## [WORK TO BE COMPLETED]
Answer with a single number: how many lines in the listing below include "content"?

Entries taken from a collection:
------------------------------------------------

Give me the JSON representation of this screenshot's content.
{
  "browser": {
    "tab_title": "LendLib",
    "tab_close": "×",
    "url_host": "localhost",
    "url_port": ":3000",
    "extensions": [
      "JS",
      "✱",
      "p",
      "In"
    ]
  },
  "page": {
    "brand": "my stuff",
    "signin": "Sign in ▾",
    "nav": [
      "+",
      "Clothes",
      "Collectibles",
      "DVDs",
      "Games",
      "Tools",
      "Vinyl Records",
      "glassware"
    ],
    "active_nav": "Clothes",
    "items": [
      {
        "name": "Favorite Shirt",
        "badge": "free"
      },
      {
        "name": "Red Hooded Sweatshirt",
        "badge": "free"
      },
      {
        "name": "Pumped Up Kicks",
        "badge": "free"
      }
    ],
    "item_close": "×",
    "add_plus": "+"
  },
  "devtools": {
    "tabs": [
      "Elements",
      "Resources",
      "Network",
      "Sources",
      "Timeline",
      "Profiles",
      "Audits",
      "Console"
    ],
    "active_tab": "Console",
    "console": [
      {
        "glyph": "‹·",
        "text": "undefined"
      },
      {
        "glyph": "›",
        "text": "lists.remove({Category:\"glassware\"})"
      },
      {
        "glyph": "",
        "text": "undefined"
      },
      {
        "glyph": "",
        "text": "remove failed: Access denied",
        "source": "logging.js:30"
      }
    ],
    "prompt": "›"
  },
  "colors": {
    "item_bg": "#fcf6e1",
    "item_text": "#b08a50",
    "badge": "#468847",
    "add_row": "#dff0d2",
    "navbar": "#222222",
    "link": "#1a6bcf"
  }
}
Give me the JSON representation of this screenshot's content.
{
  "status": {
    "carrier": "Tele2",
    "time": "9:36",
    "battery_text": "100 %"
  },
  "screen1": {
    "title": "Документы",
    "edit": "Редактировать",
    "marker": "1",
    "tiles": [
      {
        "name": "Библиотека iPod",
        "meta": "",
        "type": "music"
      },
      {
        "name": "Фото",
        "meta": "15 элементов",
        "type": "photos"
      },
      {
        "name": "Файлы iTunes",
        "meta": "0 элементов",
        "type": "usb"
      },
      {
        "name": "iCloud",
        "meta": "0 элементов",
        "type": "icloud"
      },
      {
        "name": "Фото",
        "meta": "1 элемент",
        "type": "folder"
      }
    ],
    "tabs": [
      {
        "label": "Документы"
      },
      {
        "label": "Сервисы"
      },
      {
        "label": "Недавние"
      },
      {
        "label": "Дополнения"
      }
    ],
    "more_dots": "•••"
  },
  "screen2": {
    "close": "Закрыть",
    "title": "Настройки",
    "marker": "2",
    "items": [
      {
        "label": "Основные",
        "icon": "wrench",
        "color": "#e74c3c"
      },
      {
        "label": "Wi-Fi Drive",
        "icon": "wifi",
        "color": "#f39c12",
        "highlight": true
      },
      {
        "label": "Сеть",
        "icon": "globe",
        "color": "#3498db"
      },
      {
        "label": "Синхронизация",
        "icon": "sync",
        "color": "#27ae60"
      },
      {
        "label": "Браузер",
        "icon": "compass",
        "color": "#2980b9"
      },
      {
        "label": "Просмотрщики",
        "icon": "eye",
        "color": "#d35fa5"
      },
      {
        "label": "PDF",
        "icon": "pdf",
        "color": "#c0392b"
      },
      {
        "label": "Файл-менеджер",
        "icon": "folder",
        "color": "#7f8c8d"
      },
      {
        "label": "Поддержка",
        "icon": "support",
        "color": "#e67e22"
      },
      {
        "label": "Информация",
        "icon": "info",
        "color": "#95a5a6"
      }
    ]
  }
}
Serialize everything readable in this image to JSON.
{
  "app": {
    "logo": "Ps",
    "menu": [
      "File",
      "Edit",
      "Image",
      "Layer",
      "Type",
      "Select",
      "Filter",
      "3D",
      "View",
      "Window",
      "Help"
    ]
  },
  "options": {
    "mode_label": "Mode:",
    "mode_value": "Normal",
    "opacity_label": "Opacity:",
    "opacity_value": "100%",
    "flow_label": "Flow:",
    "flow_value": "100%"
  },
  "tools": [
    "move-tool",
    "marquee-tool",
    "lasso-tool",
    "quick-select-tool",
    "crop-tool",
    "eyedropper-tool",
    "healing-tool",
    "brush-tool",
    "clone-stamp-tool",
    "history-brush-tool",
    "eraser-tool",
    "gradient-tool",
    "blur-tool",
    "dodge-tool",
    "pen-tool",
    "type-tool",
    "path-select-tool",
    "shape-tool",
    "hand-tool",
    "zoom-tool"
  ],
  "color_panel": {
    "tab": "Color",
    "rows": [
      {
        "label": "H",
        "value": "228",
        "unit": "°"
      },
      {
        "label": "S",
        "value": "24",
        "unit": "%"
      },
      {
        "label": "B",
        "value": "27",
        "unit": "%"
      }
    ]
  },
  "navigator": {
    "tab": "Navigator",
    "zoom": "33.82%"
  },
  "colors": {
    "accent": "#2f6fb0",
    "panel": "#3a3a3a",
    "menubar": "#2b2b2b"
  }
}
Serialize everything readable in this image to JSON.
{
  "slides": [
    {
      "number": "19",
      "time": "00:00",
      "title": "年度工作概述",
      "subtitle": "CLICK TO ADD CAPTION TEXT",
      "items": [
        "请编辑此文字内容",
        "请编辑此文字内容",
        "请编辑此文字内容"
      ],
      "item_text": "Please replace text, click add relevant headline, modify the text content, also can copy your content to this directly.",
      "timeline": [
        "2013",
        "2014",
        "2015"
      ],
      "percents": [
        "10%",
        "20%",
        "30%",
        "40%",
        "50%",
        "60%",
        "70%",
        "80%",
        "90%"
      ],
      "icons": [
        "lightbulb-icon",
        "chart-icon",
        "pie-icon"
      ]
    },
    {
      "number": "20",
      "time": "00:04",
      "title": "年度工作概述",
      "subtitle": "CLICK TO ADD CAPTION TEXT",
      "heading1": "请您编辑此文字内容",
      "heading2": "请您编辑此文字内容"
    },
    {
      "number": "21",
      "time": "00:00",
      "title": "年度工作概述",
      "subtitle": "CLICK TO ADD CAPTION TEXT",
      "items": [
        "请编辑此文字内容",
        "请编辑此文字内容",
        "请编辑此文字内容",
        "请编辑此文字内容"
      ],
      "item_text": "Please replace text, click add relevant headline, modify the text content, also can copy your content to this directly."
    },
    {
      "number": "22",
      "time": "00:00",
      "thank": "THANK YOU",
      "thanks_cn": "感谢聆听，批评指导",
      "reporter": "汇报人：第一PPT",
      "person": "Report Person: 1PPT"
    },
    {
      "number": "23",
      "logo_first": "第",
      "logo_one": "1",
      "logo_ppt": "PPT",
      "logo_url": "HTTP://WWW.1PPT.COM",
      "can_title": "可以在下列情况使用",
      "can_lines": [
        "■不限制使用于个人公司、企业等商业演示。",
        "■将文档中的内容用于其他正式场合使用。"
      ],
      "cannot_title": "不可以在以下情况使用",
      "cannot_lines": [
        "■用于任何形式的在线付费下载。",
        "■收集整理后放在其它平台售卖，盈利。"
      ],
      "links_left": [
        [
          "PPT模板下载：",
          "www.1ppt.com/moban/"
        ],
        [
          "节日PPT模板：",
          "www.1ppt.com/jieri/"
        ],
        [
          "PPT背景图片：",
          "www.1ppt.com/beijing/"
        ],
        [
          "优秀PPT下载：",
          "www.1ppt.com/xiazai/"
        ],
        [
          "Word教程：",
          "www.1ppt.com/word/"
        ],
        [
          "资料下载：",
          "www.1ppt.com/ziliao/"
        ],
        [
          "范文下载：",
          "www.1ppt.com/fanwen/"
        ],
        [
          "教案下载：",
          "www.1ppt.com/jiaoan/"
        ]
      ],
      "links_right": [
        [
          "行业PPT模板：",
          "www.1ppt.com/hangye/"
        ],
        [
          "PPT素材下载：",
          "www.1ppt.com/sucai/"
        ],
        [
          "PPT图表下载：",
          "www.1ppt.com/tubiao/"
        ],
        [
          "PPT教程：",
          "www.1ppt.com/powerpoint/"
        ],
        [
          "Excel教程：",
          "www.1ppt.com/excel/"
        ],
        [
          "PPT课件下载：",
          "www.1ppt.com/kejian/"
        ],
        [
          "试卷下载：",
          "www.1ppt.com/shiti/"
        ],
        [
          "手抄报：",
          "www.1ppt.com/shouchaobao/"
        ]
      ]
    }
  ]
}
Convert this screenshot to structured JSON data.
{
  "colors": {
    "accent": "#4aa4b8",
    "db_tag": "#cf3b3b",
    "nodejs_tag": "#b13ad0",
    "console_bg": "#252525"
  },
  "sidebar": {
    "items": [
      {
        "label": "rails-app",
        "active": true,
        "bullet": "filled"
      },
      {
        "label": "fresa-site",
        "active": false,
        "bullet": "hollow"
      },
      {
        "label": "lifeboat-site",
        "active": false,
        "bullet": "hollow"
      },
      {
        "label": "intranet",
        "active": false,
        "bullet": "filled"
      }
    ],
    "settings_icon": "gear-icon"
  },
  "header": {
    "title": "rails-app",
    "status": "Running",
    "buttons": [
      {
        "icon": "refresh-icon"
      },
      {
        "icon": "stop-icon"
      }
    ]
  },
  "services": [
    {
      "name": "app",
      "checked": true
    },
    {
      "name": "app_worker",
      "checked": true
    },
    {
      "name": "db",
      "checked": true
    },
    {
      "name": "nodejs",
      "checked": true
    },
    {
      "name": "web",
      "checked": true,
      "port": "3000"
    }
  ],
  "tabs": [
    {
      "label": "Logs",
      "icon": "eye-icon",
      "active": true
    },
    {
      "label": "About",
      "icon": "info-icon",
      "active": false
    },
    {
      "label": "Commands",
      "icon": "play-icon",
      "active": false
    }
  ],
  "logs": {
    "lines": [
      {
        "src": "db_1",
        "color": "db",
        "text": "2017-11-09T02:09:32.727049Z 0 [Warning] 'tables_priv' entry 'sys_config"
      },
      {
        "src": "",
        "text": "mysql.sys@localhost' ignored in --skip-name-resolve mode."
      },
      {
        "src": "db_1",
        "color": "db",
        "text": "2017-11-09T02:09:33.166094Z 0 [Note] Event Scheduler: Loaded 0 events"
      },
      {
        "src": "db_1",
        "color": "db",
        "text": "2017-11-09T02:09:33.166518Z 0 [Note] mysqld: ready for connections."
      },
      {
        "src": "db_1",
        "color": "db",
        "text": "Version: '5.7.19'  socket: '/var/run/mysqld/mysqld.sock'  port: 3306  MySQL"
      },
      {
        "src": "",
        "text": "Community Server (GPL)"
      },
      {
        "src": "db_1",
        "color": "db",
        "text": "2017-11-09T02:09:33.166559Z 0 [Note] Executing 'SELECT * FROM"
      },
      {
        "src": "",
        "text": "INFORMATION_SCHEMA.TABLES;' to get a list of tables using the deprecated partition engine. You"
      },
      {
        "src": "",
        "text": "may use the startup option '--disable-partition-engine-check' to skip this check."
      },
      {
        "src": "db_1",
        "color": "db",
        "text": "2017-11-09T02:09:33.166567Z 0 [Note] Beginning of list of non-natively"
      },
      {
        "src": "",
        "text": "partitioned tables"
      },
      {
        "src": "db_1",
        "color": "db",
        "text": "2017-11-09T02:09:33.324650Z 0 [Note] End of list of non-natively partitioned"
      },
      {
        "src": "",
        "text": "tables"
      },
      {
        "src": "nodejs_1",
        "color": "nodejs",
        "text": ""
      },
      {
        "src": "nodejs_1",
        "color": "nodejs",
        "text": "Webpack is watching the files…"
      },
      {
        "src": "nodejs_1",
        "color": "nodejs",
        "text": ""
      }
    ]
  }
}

------------------------------------------------

## [ANSWER TO THE EXERCISE]
4